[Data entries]
======
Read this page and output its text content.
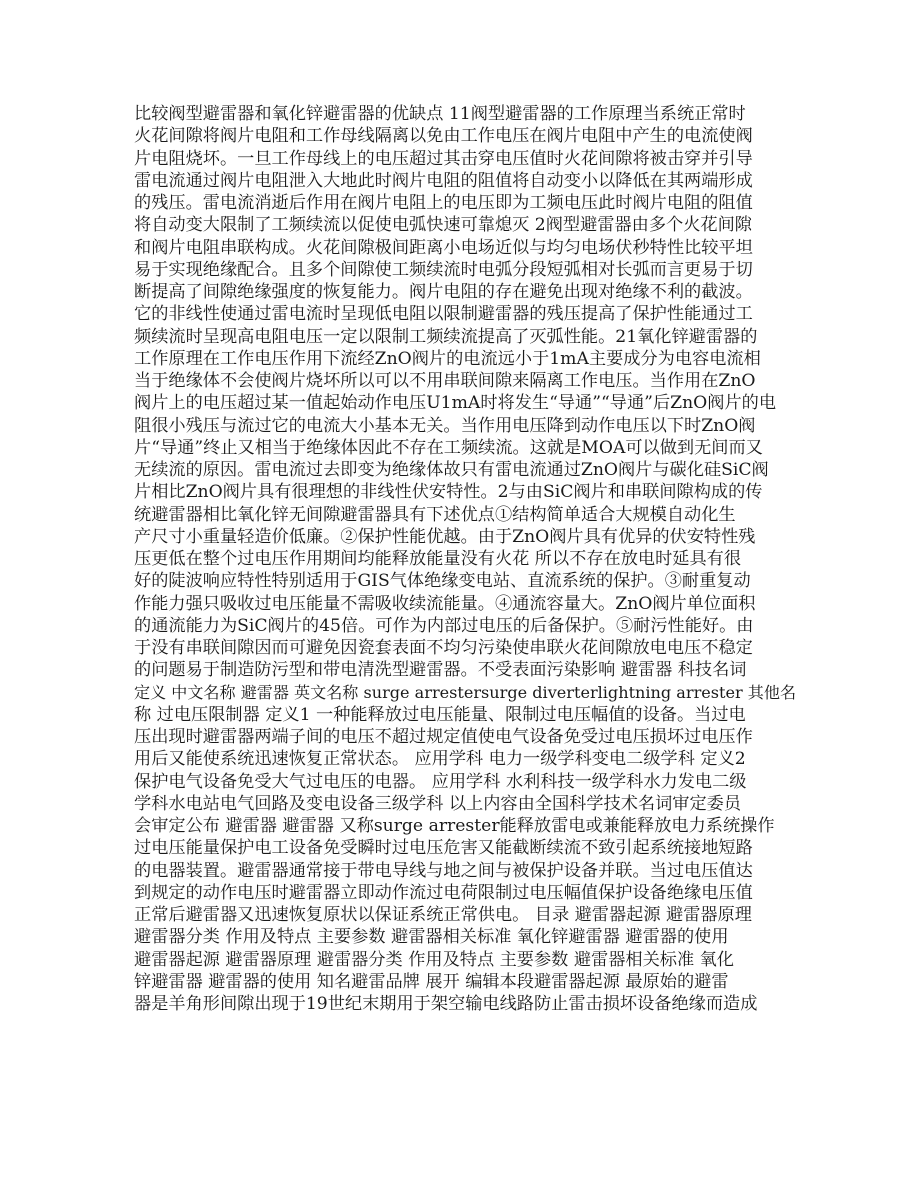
比较阀型避雷器和氧化锌避雷器的优缺点 11阀型避雷器的工作原理当系统正常时
火花间隙将阀片电阻和工作母线隔离以免由工作电压在阀片电阻中产生的电流使阀
片电阻烧坏。一旦工作母线上的电压超过其击穿电压值时火花间隙将被击穿并引导
雷电流通过阀片电阻泄入大地此时阀片电阻的阻值将自动变小以降低在其两端形成
的残压。雷电流消逝后作用在阀片电阻上的电压即为工频电压此时阀片电阻的阻值
将自动变大限制了工频续流以促使电弧快速可靠熄灭 2阀型避雷器由多个火花间隙
和阀片电阻串联构成。火花间隙极间距离小电场近似与均匀电场伏秒特性比较平坦
易于实现绝缘配合。且多个间隙使工频续流时电弧分段短弧相对长弧而言更易于切
断提高了间隙绝缘强度的恢复能力。阀片电阻的存在避免出现对绝缘不利的截波。
它的非线性使通过雷电流时呈现低电阻以限制避雷器的残压提高了保护性能通过工
频续流时呈现高电阻电压一定以限制工频续流提高了灭弧性能。21氧化锌避雷器的
工作原理在工作电压作用下流经ZnO阀片的电流远小于1mA主要成分为电容电流相
当于绝缘体不会使阀片烧坏所以可以不用串联间隙来隔离工作电压。当作用在ZnO
阀片上的电压超过某一值起始动作电压U1mA时将发生“导通”“导通”后ZnO阀片的电
阻很小残压与流过它的电流大小基本无关。当作用电压降到动作电压以下时ZnO阀
片“导通”终止又相当于绝缘体因此不存在工频续流。这就是MOA可以做到无间而又
无续流的原因。雷电流过去即变为绝缘体故只有雷电流通过ZnO阀片与碳化硅SiC阀
片相比ZnO阀片具有很理想的非线性伏安特性。2与由SiC阀片和串联间隙构成的传
统避雷器相比氧化锌无间隙避雷器具有下述优点①结构简单适合大规模自动化生
产尺寸小重量轻造价低廉。②保护性能优越。由于ZnO阀片具有优异的伏安特性残
压更低在整个过电压作用期间均能释放能量没有火花 所以不存在放电时延具有很
好的陡波响应特性特别适用于GIS气体绝缘变电站、直流系统的保护。③耐重复动
作能力强只吸收过电压能量不需吸收续流能量。④通流容量大。ZnO阀片单位面积
的通流能力为SiC阀片的45倍。可作为内部过电压的后备保护。⑤耐污性能好。由
于没有串联间隙因而可避免因瓷套表面不均匀污染使串联火花间隙放电电压不稳定
的问题易于制造防污型和带电清洗型避雷器。不受表面污染影响 避雷器 科技名词
定义 中文名称 避雷器 英文名称 surge arrestersurge diverterlightning arrester 其他名
称 过电压限制器 定义1 一种能释放过电压能量、限制过电压幅值的设备。当过电
压出现时避雷器两端子间的电压不超过规定值使电气设备免受过电压损坏过电压作
用后又能使系统迅速恢复正常状态。 应用学科 电力一级学科变电二级学科 定义2
保护电气设备免受大气过电压的电器。 应用学科 水利科技一级学科水力发电二级
学科水电站电气回路及变电设备三级学科 以上内容由全国科学技术名词审定委员
会审定公布 避雷器 避雷器 又称surge arrester能释放雷电或兼能释放电力系统操作
过电压能量保护电工设备免受瞬时过电压危害又能截断续流不致引起系统接地短路
的电器装置。避雷器通常接于带电导线与地之间与被保护设备并联。当过电压值达
到规定的动作电压时避雷器立即动作流过电荷限制过电压幅值保护设备绝缘电压值
正常后避雷器又迅速恢复原状以保证系统正常供电。 目录 避雷器起源 避雷器原理
避雷器分类 作用及特点 主要参数 避雷器相关标准 氧化锌避雷器 避雷器的使用
避雷器起源 避雷器原理 避雷器分类 作用及特点 主要参数 避雷器相关标准 氧化
锌避雷器 避雷器的使用 知名避雷品牌 展开 编辑本段避雷器起源 最原始的避雷
器是羊角形间隙出现于19世纪末期用于架空输电线路防止雷击损坏设备绝缘而造成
======
(Given exercise) From the records above, pull out every line containing the word "避雷器相关标准".

(Completed task)
避雷器分类 作用及特点 主要参数 避雷器相关标准 氧化锌避雷器 避雷器的使用
避雷器起源 避雷器原理 避雷器分类 作用及特点 主要参数 避雷器相关标准 氧化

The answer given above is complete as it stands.